== Action item ==
Everything in the records must be copied exactly, apart from the pictures.

== Supplied material ==
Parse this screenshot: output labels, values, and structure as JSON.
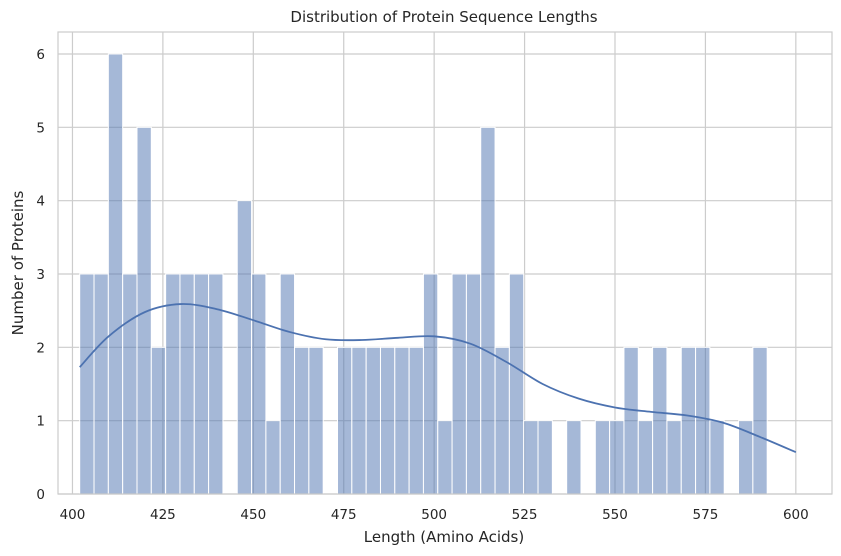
{
  "chart_data": {
    "type": "bar",
    "title": "Distribution of Protein Sequence Lengths",
    "xlabel": "Length (Amino Acids)",
    "ylabel": "Number of Proteins",
    "xlim": [
      396,
      610
    ],
    "ylim": [
      0,
      6.3
    ],
    "x_ticks": [
      400,
      425,
      450,
      475,
      500,
      525,
      550,
      575,
      600
    ],
    "y_ticks": [
      0,
      1,
      2,
      3,
      4,
      5,
      6
    ],
    "grid": true,
    "colors": {
      "bar": "#4c72b0",
      "line": "#4c72b0",
      "grid": "#cccccc"
    },
    "bin_start": 402,
    "bin_width": 3.96,
    "series": [
      {
        "type": "histogram",
        "values": [
          3,
          3,
          6,
          3,
          5,
          2,
          3,
          3,
          3,
          3,
          0,
          4,
          3,
          1,
          3,
          2,
          2,
          0,
          2,
          2,
          2,
          2,
          2,
          2,
          3,
          1,
          3,
          3,
          5,
          2,
          3,
          1,
          1,
          0,
          1,
          0,
          1,
          1,
          2,
          1,
          2,
          1,
          2,
          2,
          1,
          0,
          1,
          2
        ]
      },
      {
        "type": "kde",
        "x": [
          402,
          410,
          420,
          430,
          440,
          450,
          460,
          470,
          480,
          490,
          500,
          510,
          520,
          530,
          540,
          550,
          560,
          570,
          580,
          590,
          600
        ],
        "values": [
          1.73,
          2.15,
          2.48,
          2.59,
          2.52,
          2.37,
          2.21,
          2.11,
          2.1,
          2.13,
          2.15,
          2.05,
          1.8,
          1.5,
          1.3,
          1.18,
          1.12,
          1.07,
          0.97,
          0.78,
          0.57
        ]
      }
    ]
  }
}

== Response ==
Parse this screenshot: output labels, values, and structure as JSON.
{
  "chart_data": {
    "type": "bar",
    "title": "Distribution of Protein Sequence Lengths",
    "xlabel": "Length (Amino Acids)",
    "ylabel": "Number of Proteins",
    "xlim": [
      396,
      610
    ],
    "ylim": [
      0,
      6.3
    ],
    "x_ticks": [
      400,
      425,
      450,
      475,
      500,
      525,
      550,
      575,
      600
    ],
    "y_ticks": [
      0,
      1,
      2,
      3,
      4,
      5,
      6
    ],
    "grid": true,
    "colors": {
      "bar": "#4c72b0",
      "line": "#4c72b0",
      "grid": "#cccccc"
    },
    "bin_start": 402,
    "bin_width": 3.96,
    "series": [
      {
        "type": "histogram",
        "values": [
          3,
          3,
          6,
          3,
          5,
          2,
          3,
          3,
          3,
          3,
          0,
          4,
          3,
          1,
          3,
          2,
          2,
          0,
          2,
          2,
          2,
          2,
          2,
          2,
          3,
          1,
          3,
          3,
          5,
          2,
          3,
          1,
          1,
          0,
          1,
          0,
          1,
          1,
          2,
          1,
          2,
          1,
          2,
          2,
          1,
          0,
          1,
          2
        ]
      },
      {
        "type": "kde",
        "x": [
          402,
          410,
          420,
          430,
          440,
          450,
          460,
          470,
          480,
          490,
          500,
          510,
          520,
          530,
          540,
          550,
          560,
          570,
          580,
          590,
          600
        ],
        "values": [
          1.73,
          2.15,
          2.48,
          2.59,
          2.52,
          2.37,
          2.21,
          2.11,
          2.1,
          2.13,
          2.15,
          2.05,
          1.8,
          1.5,
          1.3,
          1.18,
          1.12,
          1.07,
          0.97,
          0.78,
          0.57
        ]
      }
    ]
  }
}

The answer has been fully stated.